**To be done:** Go through the entries and say how many lines contain the string "sind". The number is the whole answer.

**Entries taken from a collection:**

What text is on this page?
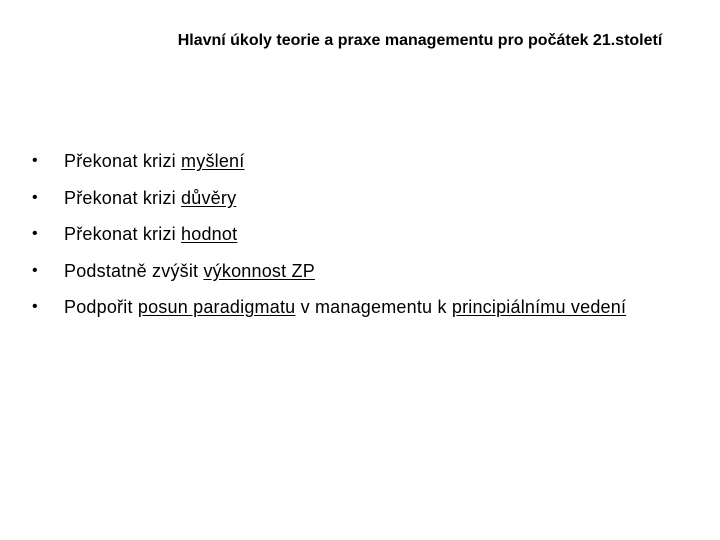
Hlavní úkoly teorie a praxe managementu pro počátek 21.století
• Překonat krizi myšlení
• Překonat krizi důvěry
• Překonat krizi hodnot
• Podstatně zvýšit výkonnost ZP
• Podpořit posun paradigmatu v managementu k principiálnímu vedení
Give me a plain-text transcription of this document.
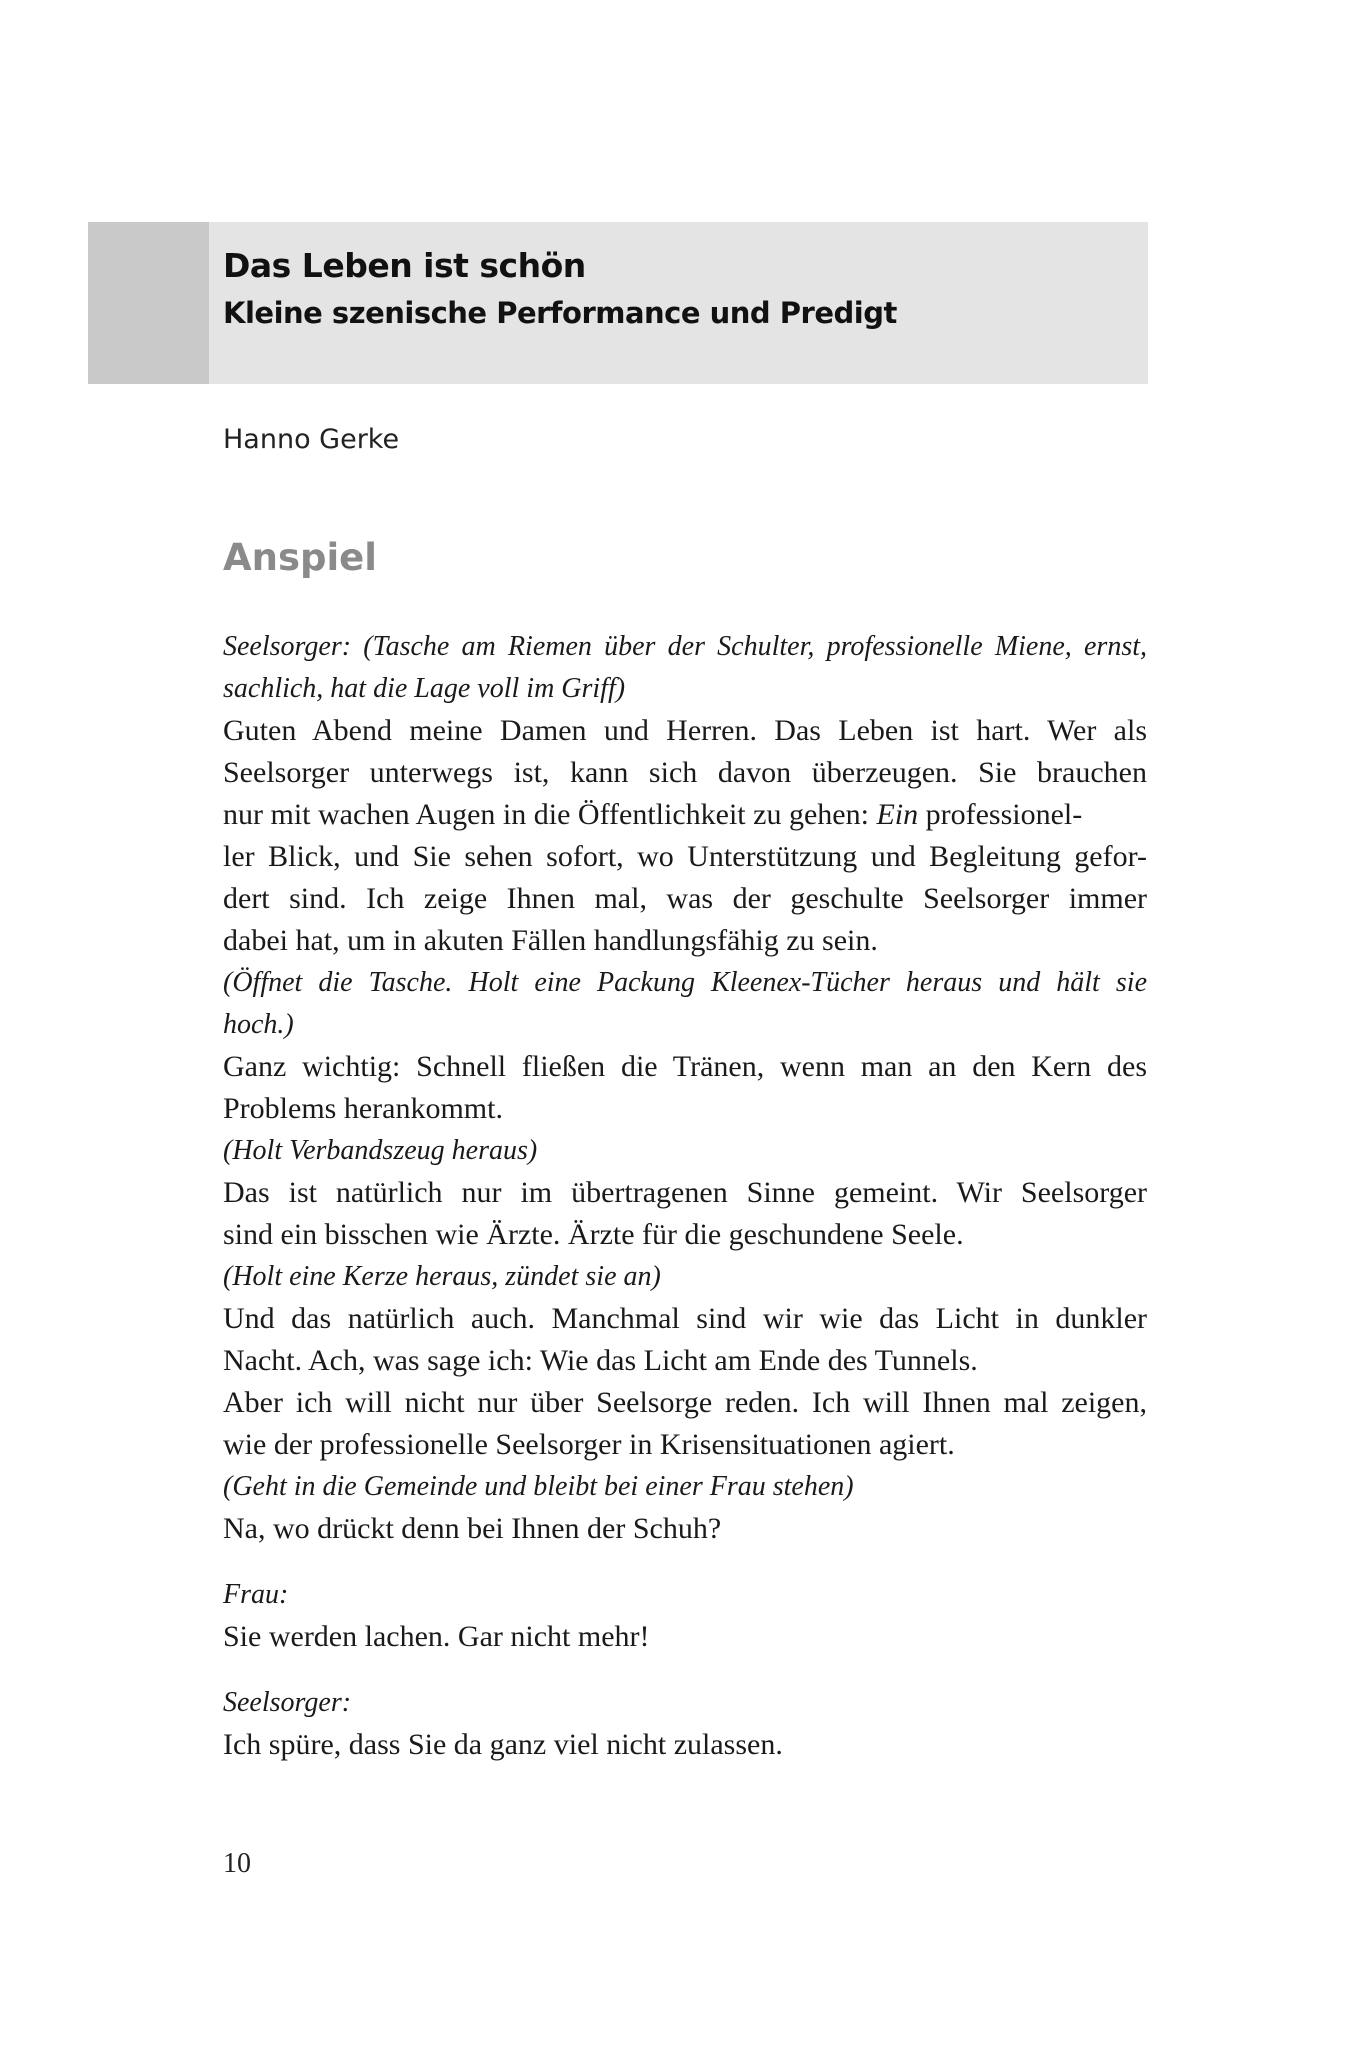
Das Leben ist schön
Kleine szenische Performance und Predigt
Hanno Gerke
Anspiel
Seelsorger: (Tasche am Riemen über der Schulter, professionelle Miene, ernst,
sachlich, hat die Lage voll im Griff)
Guten Abend meine Damen und Herren. Das Leben ist hart. Wer als
Seelsorger unterwegs ist, kann sich davon überzeugen. Sie brauchen
nur mit wachen Augen in die Öffentlichkeit zu gehen: Ein professionel-
ler Blick, und Sie sehen sofort, wo Unterstützung und Begleitung gefor-
dert sind. Ich zeige Ihnen mal, was der geschulte Seelsorger immer
dabei hat, um in akuten Fällen handlungsfähig zu sein.
(Öffnet die Tasche. Holt eine Packung Kleenex-Tücher heraus und hält sie
hoch.)
Ganz wichtig: Schnell fließen die Tränen, wenn man an den Kern des
Problems herankommt.
(Holt Verbandszeug heraus)
Das ist natürlich nur im übertragenen Sinne gemeint. Wir Seelsorger
sind ein bisschen wie Ärzte. Ärzte für die geschundene Seele.
(Holt eine Kerze heraus, zündet sie an)
Und das natürlich auch. Manchmal sind wir wie das Licht in dunkler
Nacht. Ach, was sage ich: Wie das Licht am Ende des Tunnels.
Aber ich will nicht nur über Seelsorge reden. Ich will Ihnen mal zeigen,
wie der professionelle Seelsorger in Krisensituationen agiert.
(Geht in die Gemeinde und bleibt bei einer Frau stehen)
Na, wo drückt denn bei Ihnen der Schuh?
Frau:
Sie werden lachen. Gar nicht mehr!
Seelsorger:
Ich spüre, dass Sie da ganz viel nicht zulassen.
10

**Written solution:** 3